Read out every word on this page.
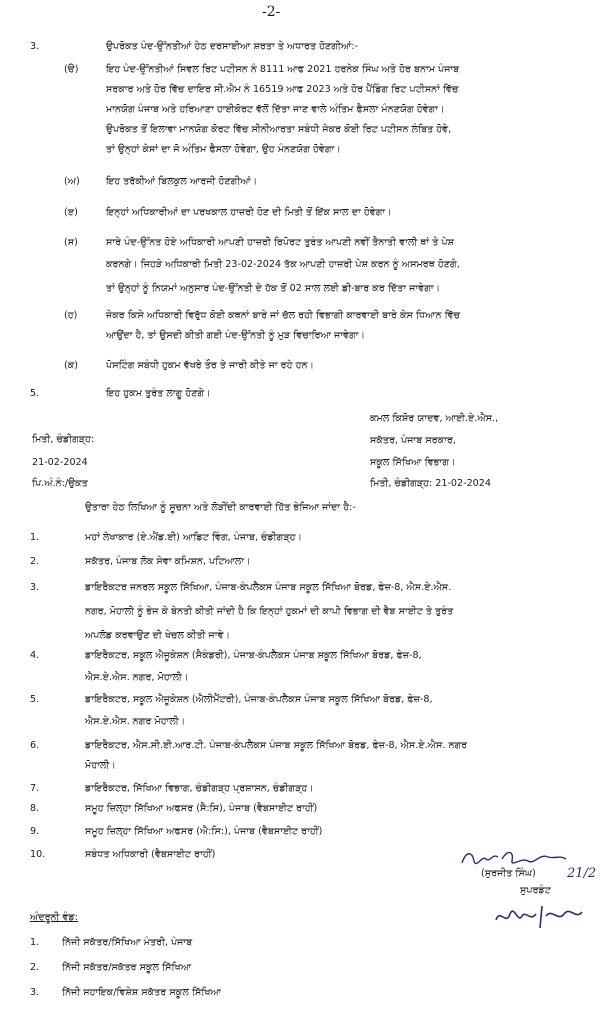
-2-
3.	ਉਪਰੋਕਤ ਪੰਦ-ਉੱਨਤੀਆਂ ਹੇਠ ਦਰਸਾਈਆ ਸ਼ਰਤਾ ਤੇ ਅਧਾਰਤ ਹੋਣਗੀਆਂ:-
(ੳ)	ਇਹ ਪੰਦ-ਉੱਨਤੀਆਂ ਸਿਵਲ ਰਿਟ ਪਟੀਸਨ ਨੰ 8111 ਆਫ 2021 ਹਰਨੇਕ ਸਿੰਘ ਅਤੇ ਹੋਰ ਬਨਾਮ ਪੰਜਾਬ
ਸਰਕਾਰ ਅਤੇ ਹੋਰ ਵਿੱਚ ਦਾਇਰ ਸੀ.ਐਮ ਨੰ 16519 ਆਫ 2023 ਅਤੇ ਹੋਰ ਪੈਂਡਿੰਗ ਰਿਟ ਪਟੀਸਨਾਂ ਵਿੱਚ
ਮਾਨਯੋਗ ਪੰਜਾਬ ਅਤੇ ਹਰਿਆਣਾ ਹਾਈਕੋਰਟ ਵੱਲੋਂ ਦਿੱਤਾ ਜਾਣ ਵਾਲੇ ਅੰਤਿਮ ਫੈਸਲਾ ਮੰਨਣਯੋਗ ਹੋਵੇਗਾ।
ਉਪਰੋਕਤ ਤੋਂ ਇਲਾਵਾ ਮਾਨਯੋਗ ਕੋਰਟ ਵਿੱਚ ਸੀਨੀਆਰਤਾ ਸਬੰਧੀ ਜੇਕਰ ਕੋਈ ਰਿਟ ਪਟੀਸਨ ਲੰਬਿਤ ਹੋਵੇ,
ਤਾਂ ਉਨ੍ਹਾਂ ਕੇਸਾਂ ਦਾ ਜੋ ਅੰਤਿਮ ਫੈਸਲਾ ਹੋਵੇਗਾ, ਉਹ ਮੰਨਣਯੋਗ ਹੋਵੇਗਾ।
(ਅ)	ਇਹ ਤਰੱਕੀਆਂ ਬਿਲਕੁਲ ਆਰਜੀ ਹੋਣਗੀਆਂ।
(ੲ)	ਇਨ੍ਹਾਂ ਅਧਿਕਾਰੀਆਂ ਦਾ ਪਰਖਕਾਲ ਹਾਜ਼ਰੀ ਹੋਣ ਦੀ ਮਿਤੀ ਤੋਂ ਇੱਕ ਸਾਲ ਦਾ ਹੋਵੇਗਾ।
(ਸ)	ਸਾਰੇ ਪੰਦ-ਉੱਨਤ ਹੋਏ ਅਧਿਕਾਰੀ ਆਪਣੀ ਹਾਜ਼ਰੀ ਰਿਪੋਰਟ ਤੁਰੰਤ ਆਪਣੀ ਨਵੀਂ ਤੈਨਾਤੀ ਵਾਲੀ ਥਾਂ ਤੇ ਪੇਸ਼
ਕਰਨਗੇ। ਜਿਹੜੇ ਅਧਿਕਾਰੀ ਮਿਤੀ 23-02-2024 ਤੱਕ ਆਪਣੀ ਹਾਜ਼ਰੀ ਪੇਸ਼ ਕਰਨ ਨੂੰ ਅਸਮਰਥ ਹੋਣਗੇ,
ਤਾਂ ਉਨ੍ਹਾਂ ਨੂੰ ਨਿਯਮਾਂ ਅਨੁਸਾਰ ਪੰਦ-ਉੱਨਤੀ ਦੇ ਹੱਕ ਤੋਂ 02 ਸਾਲ ਲਈ ਡੀ-ਬਾਰ ਕਰ ਦਿੱਤਾ ਜਾਵੇਗਾ।
(ਹ)	ਜੇਕਰ ਕਿਸੇ ਅਧਿਕਾਰੀ ਵਿਰੁੱਧ ਕੋਈ ਕਥਨਾਂ ਬਾਰੇ ਜਾਂ ਚੱਲ ਰਹੀ ਵਿਭਾਗੀ ਕਾਰਵਾਈ ਬਾਰੇ ਕੇਸ ਧਿਆਨ ਵਿੱਚ
ਆਉਂਦਾ ਹੈ, ਤਾਂ ਉਸਦੀ ਕੀਤੀ ਗਈ ਪੰਦ-ਉੱਨਤੀ ਨੂੰ ਮੁੜ ਵਿਚਾਰਿਆ ਜਾਵੇਗਾ।
(ਕ)	ਪੋਸਟਿੰਗ ਸਬੰਧੀ ਹੁਕਮ ਵੱਖਰੇ ਤੌਰ ਤੇ ਜਾਰੀ ਕੀਤੇ ਜਾ ਰਹੇ ਹਨ।
5.	ਇਹ ਹੁਕਮ ਤੁਰੰਤ ਲਾਗੂ ਹੋਣਗੇ।
ਕਮਲ ਕਿਸ਼ੋਰ ਯਾਦਵ, ਆਈ.ਏ.ਐਸ.,
ਸਕੱਤਰ, ਪੰਜਾਬ ਸਰਕਾਰ,
ਸਕੂਲ ਸਿੱਖਿਆ ਵਿਭਾਗ।
ਮਿਤੀ, ਚੰਡੀਗੜ੍ਹ:
21-02-2024
ਪਿ.ਅੰ.ਨੰ:/ਉਕਤ	ਮਿਤੀ, ਚੰਡੀਗੜ੍ਹ: 21-02-2024
ਉਤਾਰਾ ਹੇਠ ਲਿਖਿਆ ਨੂੰ ਸੂਚਨਾ ਅਤੇ ਲੋੜੀਂਦੀ ਕਾਰਵਾਈ ਹਿੱਤ ਭੇਜਿਆ ਜਾਂਦਾ ਹੈ:-
1.	ਮਹਾਂ ਲੇਖਾਕਾਰ (ਏ.ਐਂਡ.ਈ) ਆਡਿਟ ਵਿੰਗ, ਪੰਜਾਬ, ਚੰਡੀਗੜ੍ਹ।
2.	ਸਕੱਤਰ, ਪੰਜਾਬ ਲੋਕ ਸੇਵਾ ਕਮਿਸ਼ਨ, ਪਟਿਆਲਾ।
3.	ਡਾਇਰੈਕਟਰ ਜਨਰਲ ਸਕੂਲ ਸਿੱਖਿਆ, ਪੰਜਾਬ-ਕੰਪਲੈਕਸ ਪੰਜਾਬ ਸਕੂਲ ਸਿੱਖਿਆ ਬੋਰਡ, ਫੇਜ਼-8, ਐਸ.ਏ.ਐਸ.
ਨਗਰ, ਮੋਹਾਲੀ ਨੂੰ ਭੇਜ ਕੇ ਬੇਨਤੀ ਕੀਤੀ ਜਾਂਦੀ ਹੈ ਕਿ ਇਨ੍ਹਾਂ ਹੁਕਮਾਂ ਦੀ ਕਾਪੀ ਵਿਭਾਗ ਦੀ ਵੈਬ ਸਾਈਟ ਤੇ ਤੁਰੰਤ
ਅਪਲੋਡ ਕਰਵਾਉਣ ਦੀ ਖੇਚਲ ਕੀਤੀ ਜਾਵੇ।
4.	ਡਾਇਰੈਕਟਰ, ਸਕੂਲ ਐਜੂਕੇਸ਼ਨ (ਸੈਕੰਡਰੀ), ਪੰਜਾਬ-ਕੰਪਲੈਕਸ ਪੰਜਾਬ ਸਕੂਲ ਸਿੱਖਿਆ ਬੋਰਡ, ਫੇਜ਼-8,
ਐਸ.ਏ.ਐਸ. ਨਗਰ, ਮੋਹਾਲੀ।
5.	ਡਾਇਰੈਕਟਰ, ਸਕੂਲ ਐਜੂਕੇਸ਼ਨ (ਐਲੀਮੈਂਟਰੀ), ਪੰਜਾਬ-ਕੰਪਲੈਕਸ ਪੰਜਾਬ ਸਕੂਲ ਸਿੱਖਿਆ ਬੋਰਡ, ਫੇਜ਼-8,
ਐਸ.ਏ.ਐਸ. ਨਗਰ ਮੋਹਾਲੀ।
6.	ਡਾਇਰੈਕਟਰ, ਐਸ.ਸੀ.ਈ.ਆਰ.ਟੀ. ਪੰਜਾਬ-ਕੰਪਲੈਕਸ ਪੰਜਾਬ ਸਕੂਲ ਸਿੱਖਿਆ ਬੋਰਡ, ਫੇਜ਼-8, ਐਸ.ਏ.ਐਸ. ਨਗਰ
ਮੋਹਾਲੀ।
7.	ਡਾਇਰੈਕਟਰ, ਸਿੱਖਿਆ ਵਿਭਾਗ, ਚੰਡੀਗੜ੍ਹ ਪ੍ਰਸ਼ਾਸਨ, ਚੰਡੀਗੜ੍ਹ।
8.	ਸਮੂਹ ਜ਼ਿਲ੍ਹਾ ਸਿੱਖਿਆ ਅਫਸਰ (ਸੈ:ਸਿ), ਪੰਜਾਬ (ਵੈਬਸਾਈਟ ਰਾਹੀਂ)
9.	ਸਮੂਹ ਜ਼ਿਲ੍ਹਾ ਸਿੱਖਿਆ ਅਫਸਰ (ਐ:ਸਿ:), ਪੰਜਾਬ (ਵੈਬਸਾਈਟ ਰਾਹੀਂ)
10.	ਸਬੰਧਤ ਅਧਿਕਾਰੀ (ਵੈਬਸਾਈਟ ਰਾਹੀਂ)
(ਸੁਰਜੀਤ ਸਿੰਘ) 21/2
ਸੁਪਰਡੰਟ
ਅੰਦਰੂਨੀ ਵੰਡ:
1. ਨਿੱਜੀ ਸਕੱਤਰ/ਸਿੱਖਿਆ ਮੰਤਰੀ, ਪੰਜਾਬ
2. ਨਿੱਜੀ ਸਕੱਤਰ/ਸਕੱਤਰ ਸਕੂਲ ਸਿੱਖਿਆ
3. ਨਿੱਜੀ ਸਹਾਇਕ/ਵਿਸ਼ੇਸ਼ ਸਕੱਤਰ ਸਕੂਲ ਸਿੱਖਿਆ
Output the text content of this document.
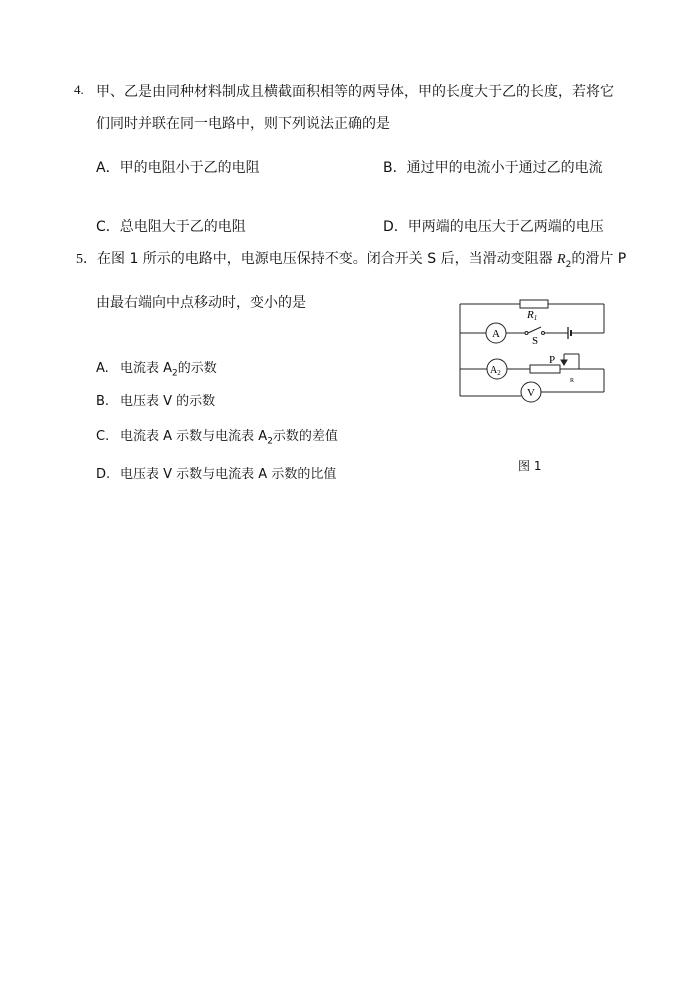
4. 甲、乙是由同种材料制成且横截面积相等的两导体，甲的长度大于乙的长度，若将它
们同时并联在同一电路中，则下列说法正确的是
A．甲的电阻小于乙的电阻	B．通过甲的电流小于通过乙的电流
C．总电阻大于乙的电阻	D．甲两端的电压大于乙两端的电压
5．在图 1 所示的电路中，电源电压保持不变。闭合开关 S 后，当滑动变阻器 $R_2$的滑片 P
由最右端向中点移动时，变小的是
A. 电流表 $A_2$的示数
B. 电压表 V 的示数
C. 电流表 A 示数与电流表 $A_2$示数的差值
D. 电压表 V 示数与电流表 A 示数的比值
R1
A
S
$A_2$
P
V
R
图 1
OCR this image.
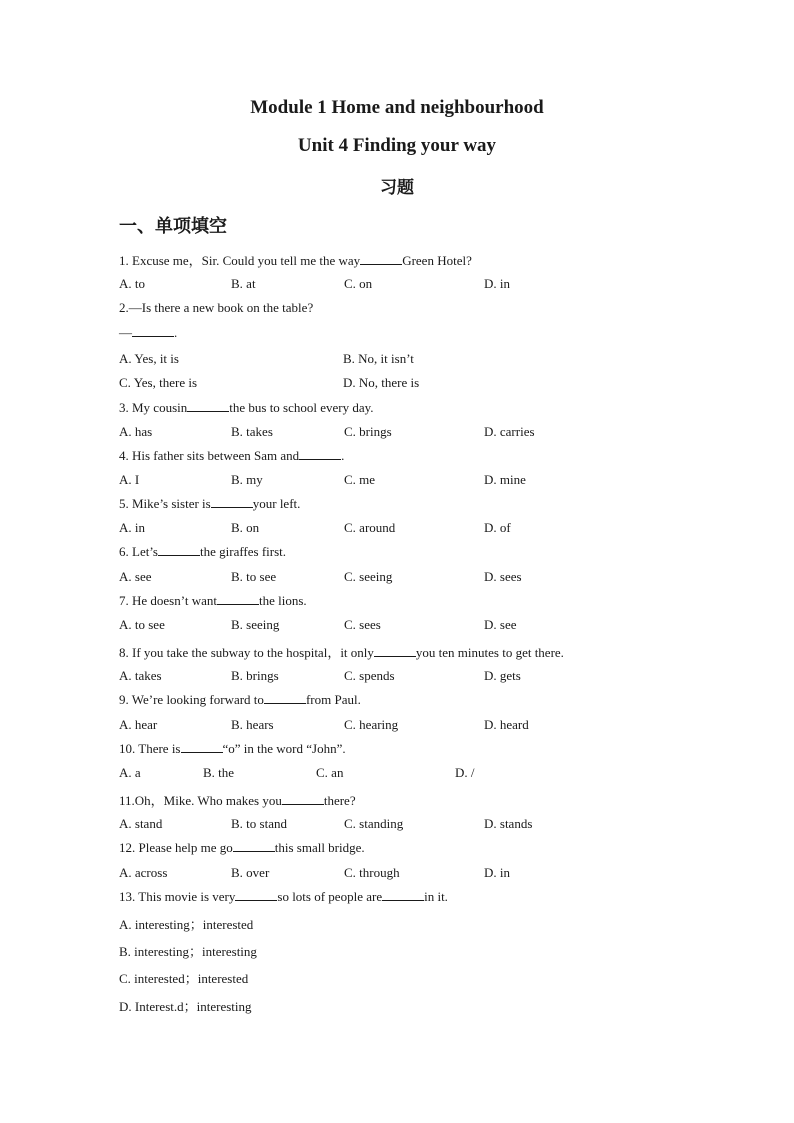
Module 1 Home and neighbourhood
Unit 4 Finding your way
习题
一、单项填空
1. Excuse me，Sir. Could you tell me the way	Green Hotel?
A. to	B. at	C. on	D. in
2.—Is there a new book on the table?
—	.
A. Yes, it is	B. No, it isn’t
C. Yes, there is	D. No, there is
3. My cousin	the bus to school every day.
A. has	B. takes	C. brings	D. carries
4. His father sits between Sam and	.
A. I	B. my	C. me	D. mine
5. Mike’s sister is	your left.
A. in	B. on	C. around	D. of
6. Let’s	the giraffes first.
A. see	B. to see	C. seeing	D. sees
7. He doesn’t want	the lions.
A. to see	B. seeing	C. sees	D. see
8. If you take the subway to the hospital，it only	you ten minutes to get there.
A. takes	B. brings	C. spends	D. gets
9. We’re looking forward to	from Paul.
A. hear	B. hears	C. hearing	D. heard
10. There is	“o” in the word “John”.
A. a	B. the	C. an	D. /
11.Oh，Mike. Who makes you	there?
A. stand	B. to stand	C. standing	D. stands
12. Please help me go	this small bridge.
A. across	B. over	C. through	D. in
13. This movie is very	so lots of people are	in it.
A. interesting；interested
B. interesting；interesting
C. interested；interested
D. Interest.d；interesting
◇ ◇ ◇ ◇ ◇ ◇ ◇
Each line of the material that holds the string "interesting" counts once; give the total alone.

3